→ **What the task asks**: Scan the material for the word "不符合题意", and copy each line where it shows up.
== Records to process
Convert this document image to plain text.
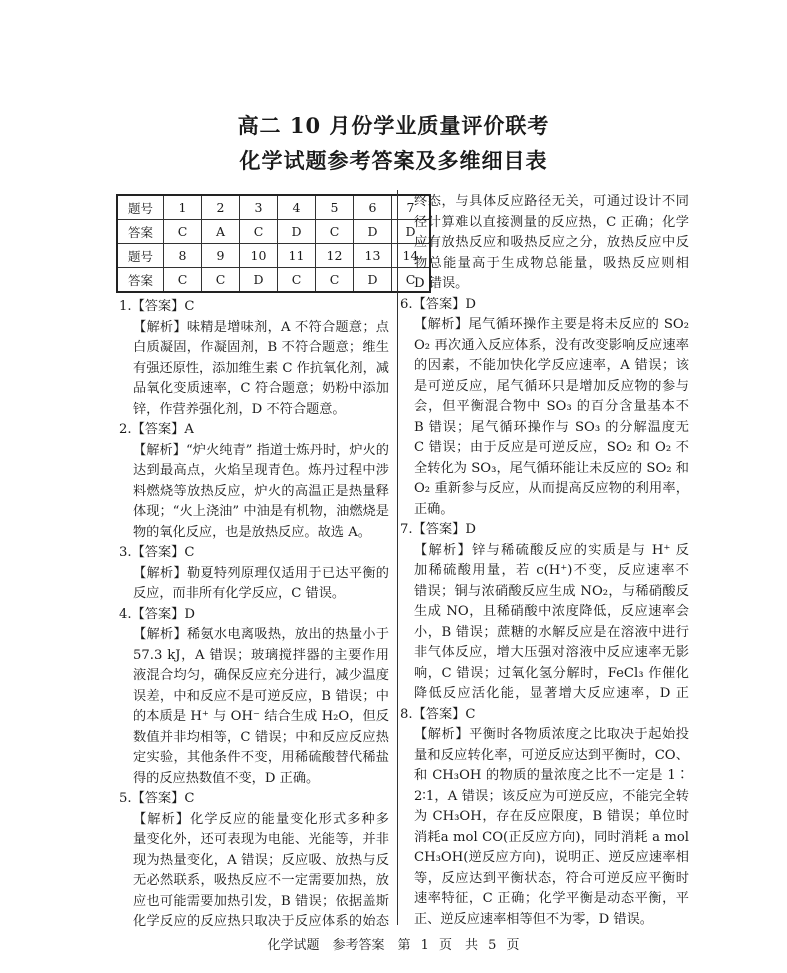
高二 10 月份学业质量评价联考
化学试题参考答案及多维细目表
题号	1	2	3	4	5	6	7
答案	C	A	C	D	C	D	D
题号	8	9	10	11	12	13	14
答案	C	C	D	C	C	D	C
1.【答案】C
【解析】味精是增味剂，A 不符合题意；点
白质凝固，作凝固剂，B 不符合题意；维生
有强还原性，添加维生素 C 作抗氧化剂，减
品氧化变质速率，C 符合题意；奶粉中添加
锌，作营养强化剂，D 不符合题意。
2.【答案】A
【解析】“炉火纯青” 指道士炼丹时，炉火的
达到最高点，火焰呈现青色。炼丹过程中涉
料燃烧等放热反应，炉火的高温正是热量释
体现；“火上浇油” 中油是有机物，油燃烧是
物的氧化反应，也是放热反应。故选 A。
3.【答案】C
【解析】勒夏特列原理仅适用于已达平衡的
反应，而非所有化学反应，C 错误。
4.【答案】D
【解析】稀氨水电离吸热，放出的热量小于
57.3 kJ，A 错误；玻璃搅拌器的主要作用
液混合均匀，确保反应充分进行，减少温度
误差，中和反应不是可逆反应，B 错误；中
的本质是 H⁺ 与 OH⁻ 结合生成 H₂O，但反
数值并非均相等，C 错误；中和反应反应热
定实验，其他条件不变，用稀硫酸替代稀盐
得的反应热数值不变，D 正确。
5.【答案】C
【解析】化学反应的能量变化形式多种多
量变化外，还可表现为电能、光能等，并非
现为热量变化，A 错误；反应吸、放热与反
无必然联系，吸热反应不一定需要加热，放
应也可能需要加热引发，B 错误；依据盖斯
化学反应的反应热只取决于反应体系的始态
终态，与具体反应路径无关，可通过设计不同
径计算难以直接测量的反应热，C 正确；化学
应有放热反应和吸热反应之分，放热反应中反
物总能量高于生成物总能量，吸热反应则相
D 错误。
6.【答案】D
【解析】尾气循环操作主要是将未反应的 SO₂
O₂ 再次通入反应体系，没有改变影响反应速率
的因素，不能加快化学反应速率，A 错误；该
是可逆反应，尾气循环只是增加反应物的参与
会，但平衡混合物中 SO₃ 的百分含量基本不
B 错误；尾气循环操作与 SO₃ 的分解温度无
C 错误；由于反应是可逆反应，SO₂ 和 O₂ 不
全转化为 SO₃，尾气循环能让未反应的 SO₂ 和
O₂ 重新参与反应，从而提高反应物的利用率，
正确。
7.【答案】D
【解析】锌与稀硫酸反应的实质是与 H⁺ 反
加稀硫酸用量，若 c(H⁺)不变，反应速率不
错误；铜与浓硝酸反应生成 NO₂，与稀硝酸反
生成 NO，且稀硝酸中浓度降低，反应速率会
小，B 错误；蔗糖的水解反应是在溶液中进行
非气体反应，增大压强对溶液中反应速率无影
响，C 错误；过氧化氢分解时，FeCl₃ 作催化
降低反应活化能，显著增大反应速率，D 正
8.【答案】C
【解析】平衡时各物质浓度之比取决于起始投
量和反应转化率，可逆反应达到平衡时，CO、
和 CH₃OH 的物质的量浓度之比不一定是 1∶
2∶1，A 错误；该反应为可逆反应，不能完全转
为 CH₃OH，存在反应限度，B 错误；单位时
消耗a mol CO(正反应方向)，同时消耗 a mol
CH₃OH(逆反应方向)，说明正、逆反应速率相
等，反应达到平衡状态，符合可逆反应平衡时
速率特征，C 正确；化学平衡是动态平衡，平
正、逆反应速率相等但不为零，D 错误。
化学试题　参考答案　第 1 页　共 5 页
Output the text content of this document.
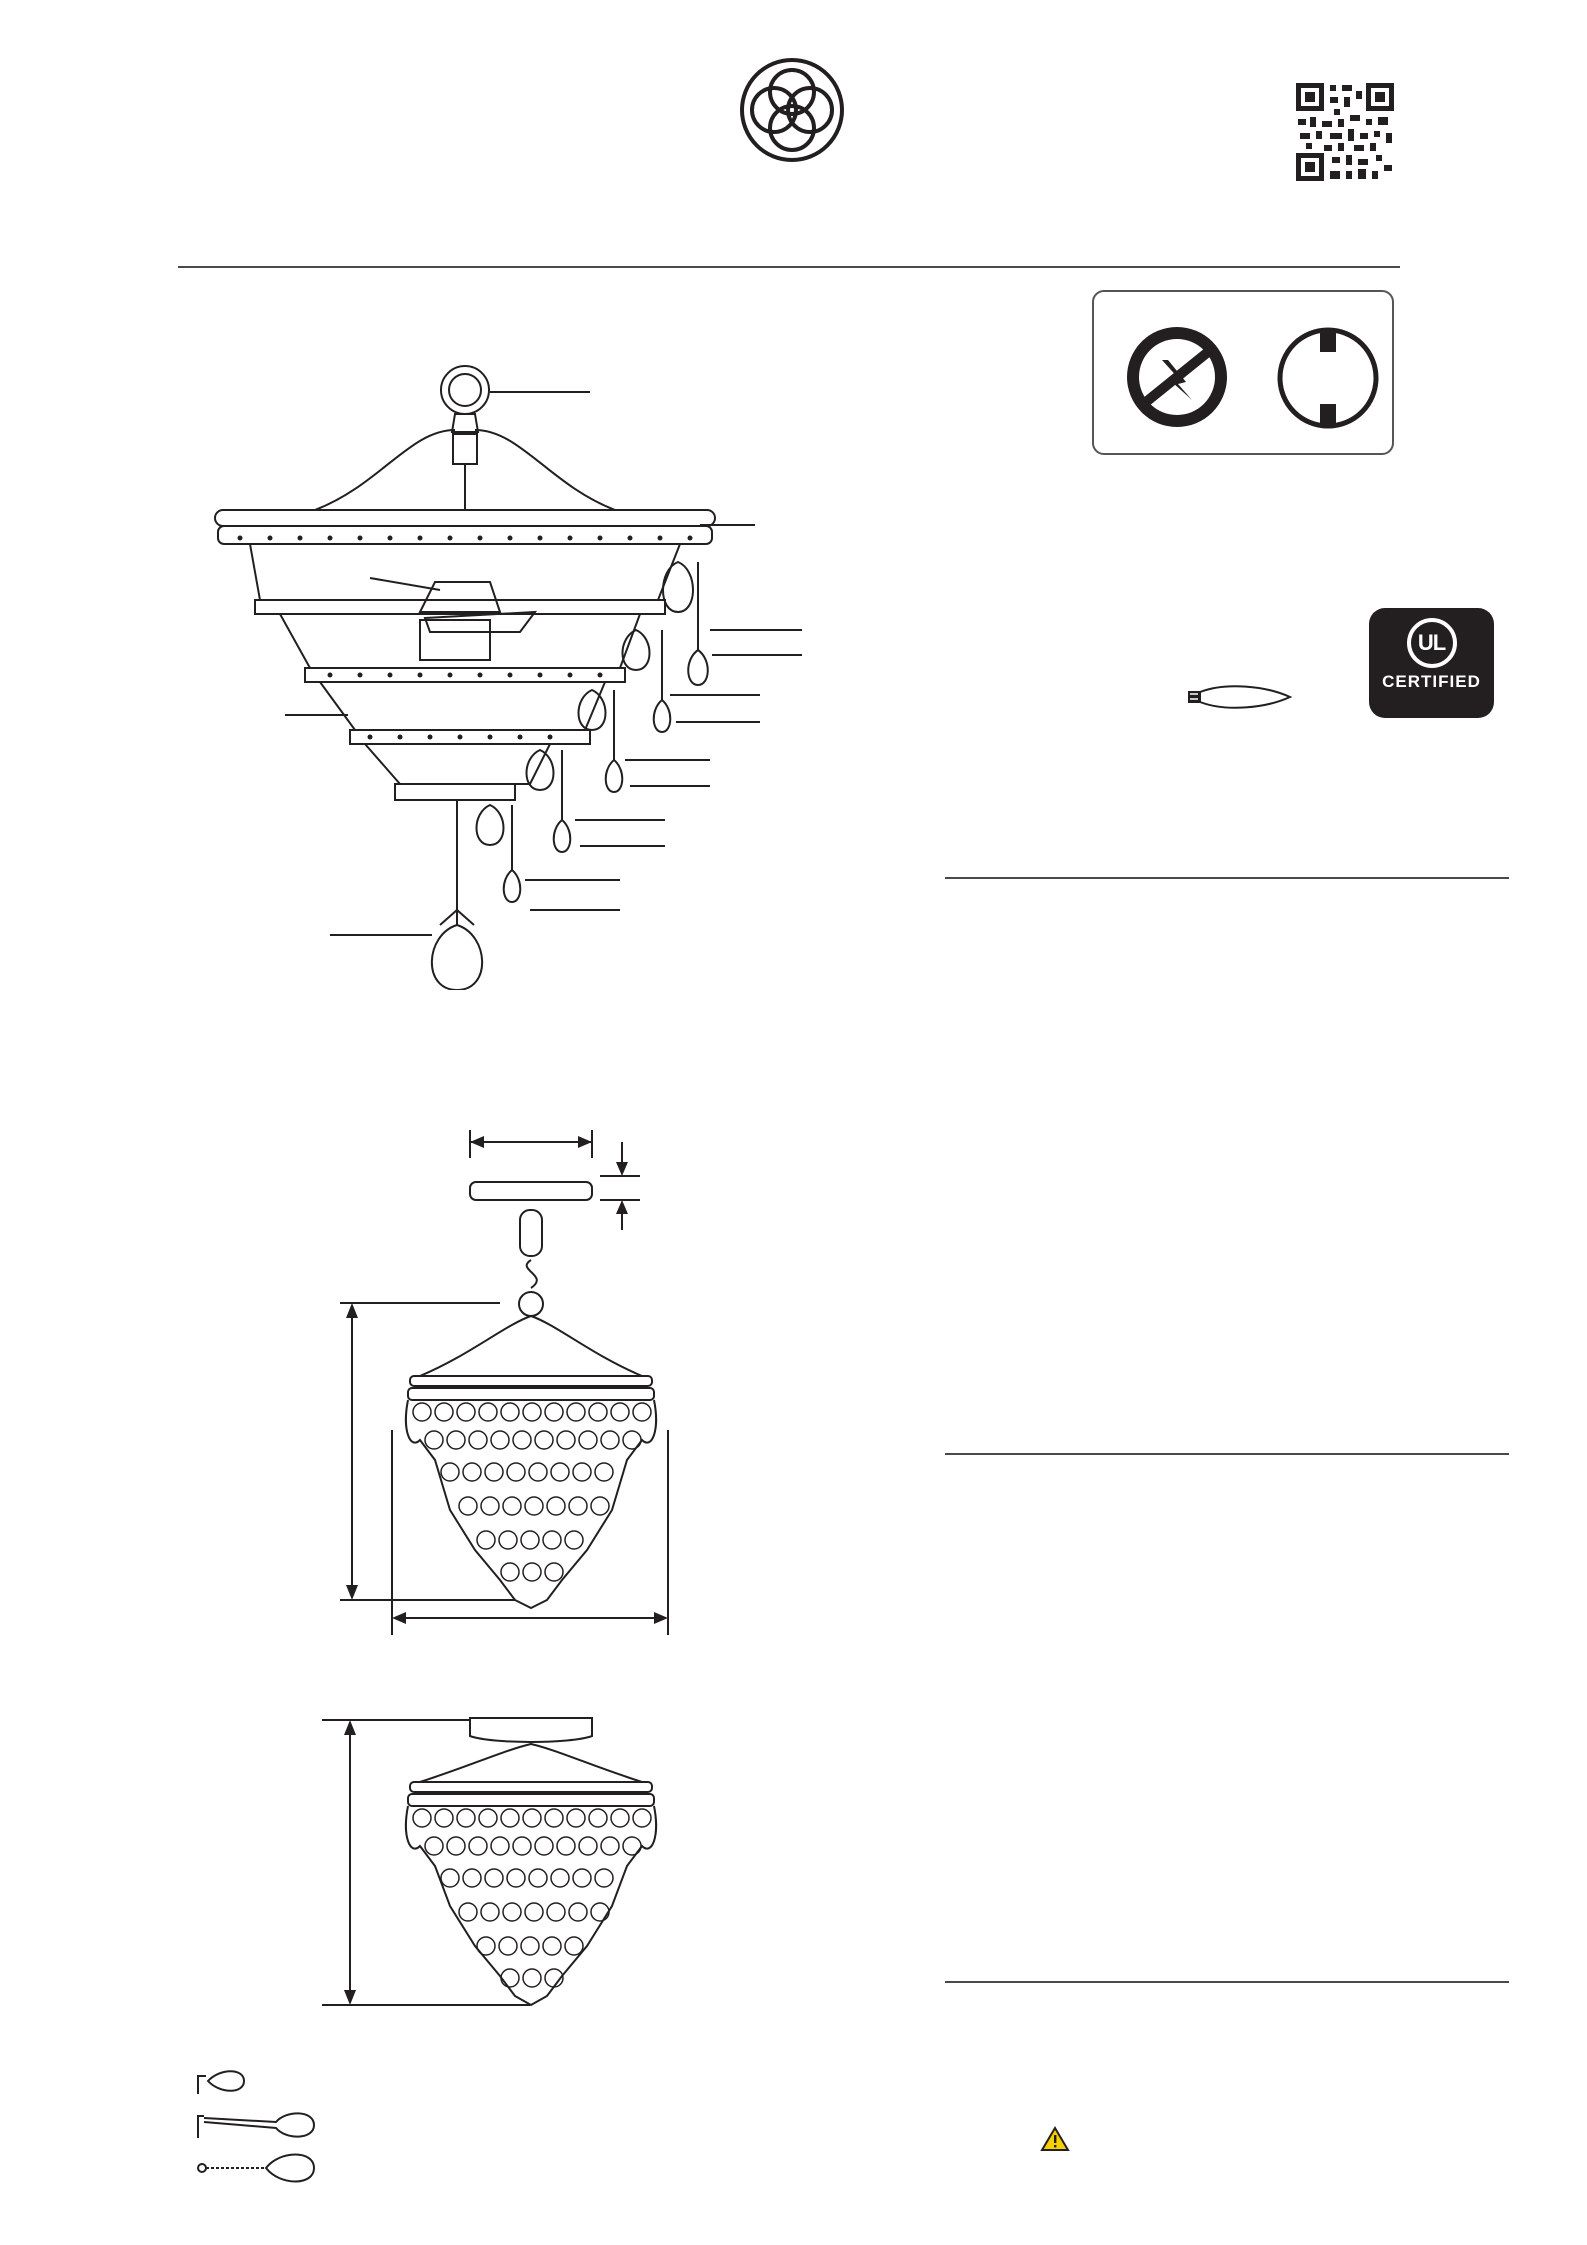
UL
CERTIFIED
====
== Records to process
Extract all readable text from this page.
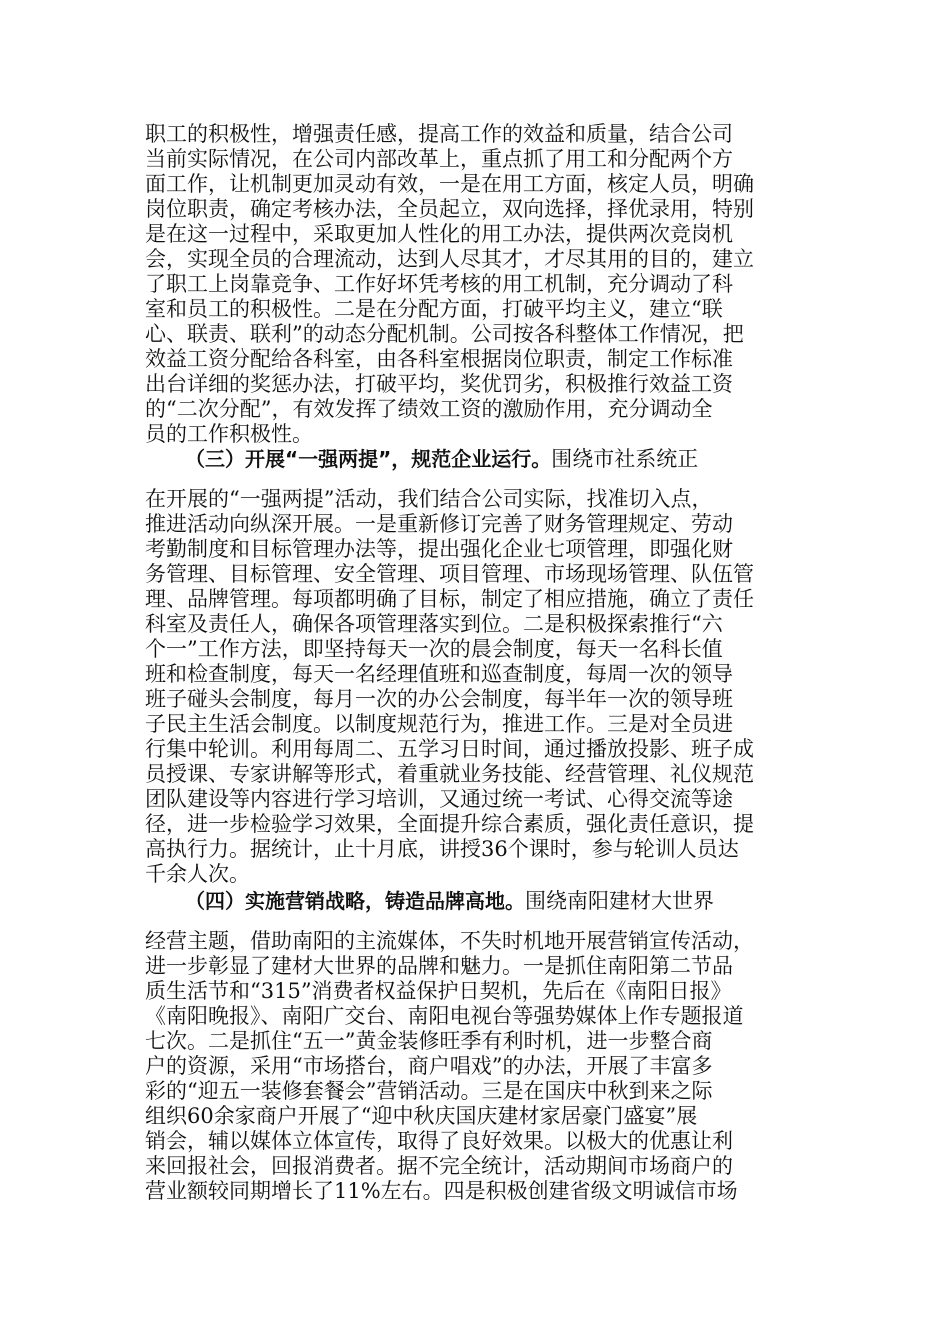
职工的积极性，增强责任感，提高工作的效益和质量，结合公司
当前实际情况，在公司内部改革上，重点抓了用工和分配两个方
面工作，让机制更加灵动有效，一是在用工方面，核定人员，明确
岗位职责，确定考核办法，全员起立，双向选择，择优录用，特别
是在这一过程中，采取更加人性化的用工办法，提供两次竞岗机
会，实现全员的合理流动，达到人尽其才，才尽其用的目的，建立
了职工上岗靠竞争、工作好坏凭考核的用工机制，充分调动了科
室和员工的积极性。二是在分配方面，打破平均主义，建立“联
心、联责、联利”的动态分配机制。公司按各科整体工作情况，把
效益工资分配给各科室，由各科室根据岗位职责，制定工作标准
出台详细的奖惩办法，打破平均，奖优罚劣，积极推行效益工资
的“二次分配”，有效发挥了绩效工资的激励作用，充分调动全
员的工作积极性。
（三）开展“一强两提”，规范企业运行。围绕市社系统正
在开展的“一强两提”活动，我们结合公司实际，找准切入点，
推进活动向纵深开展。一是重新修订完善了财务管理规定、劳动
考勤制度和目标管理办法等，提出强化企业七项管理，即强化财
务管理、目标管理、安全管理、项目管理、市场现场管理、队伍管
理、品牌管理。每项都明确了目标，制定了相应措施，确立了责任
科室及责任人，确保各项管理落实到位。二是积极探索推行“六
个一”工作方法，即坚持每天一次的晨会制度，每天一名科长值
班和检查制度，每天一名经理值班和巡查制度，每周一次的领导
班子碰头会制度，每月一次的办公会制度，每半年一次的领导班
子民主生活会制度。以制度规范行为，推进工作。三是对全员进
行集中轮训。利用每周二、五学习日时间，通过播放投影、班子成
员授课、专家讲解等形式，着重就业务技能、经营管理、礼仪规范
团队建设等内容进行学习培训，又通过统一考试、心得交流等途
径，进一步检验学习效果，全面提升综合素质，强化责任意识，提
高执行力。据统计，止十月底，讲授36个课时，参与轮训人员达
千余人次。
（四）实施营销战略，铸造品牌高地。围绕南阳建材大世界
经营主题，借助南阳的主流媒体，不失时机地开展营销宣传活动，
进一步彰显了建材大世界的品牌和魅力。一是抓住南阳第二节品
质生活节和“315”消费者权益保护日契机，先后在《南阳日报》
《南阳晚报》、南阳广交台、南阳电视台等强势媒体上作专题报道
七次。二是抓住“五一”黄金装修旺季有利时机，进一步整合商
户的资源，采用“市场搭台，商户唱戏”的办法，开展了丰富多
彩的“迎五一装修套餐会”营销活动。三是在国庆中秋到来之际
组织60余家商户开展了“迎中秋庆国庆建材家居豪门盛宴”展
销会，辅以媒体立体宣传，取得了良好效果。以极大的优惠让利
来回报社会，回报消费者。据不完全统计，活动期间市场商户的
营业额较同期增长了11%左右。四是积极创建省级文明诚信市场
====
→ **The response**:
【解析】味精是增味剂，A 不符合题意；点
白质凝固，作凝固剂，B 不符合题意；维生
锌，作营养强化剂，D 不符合题意。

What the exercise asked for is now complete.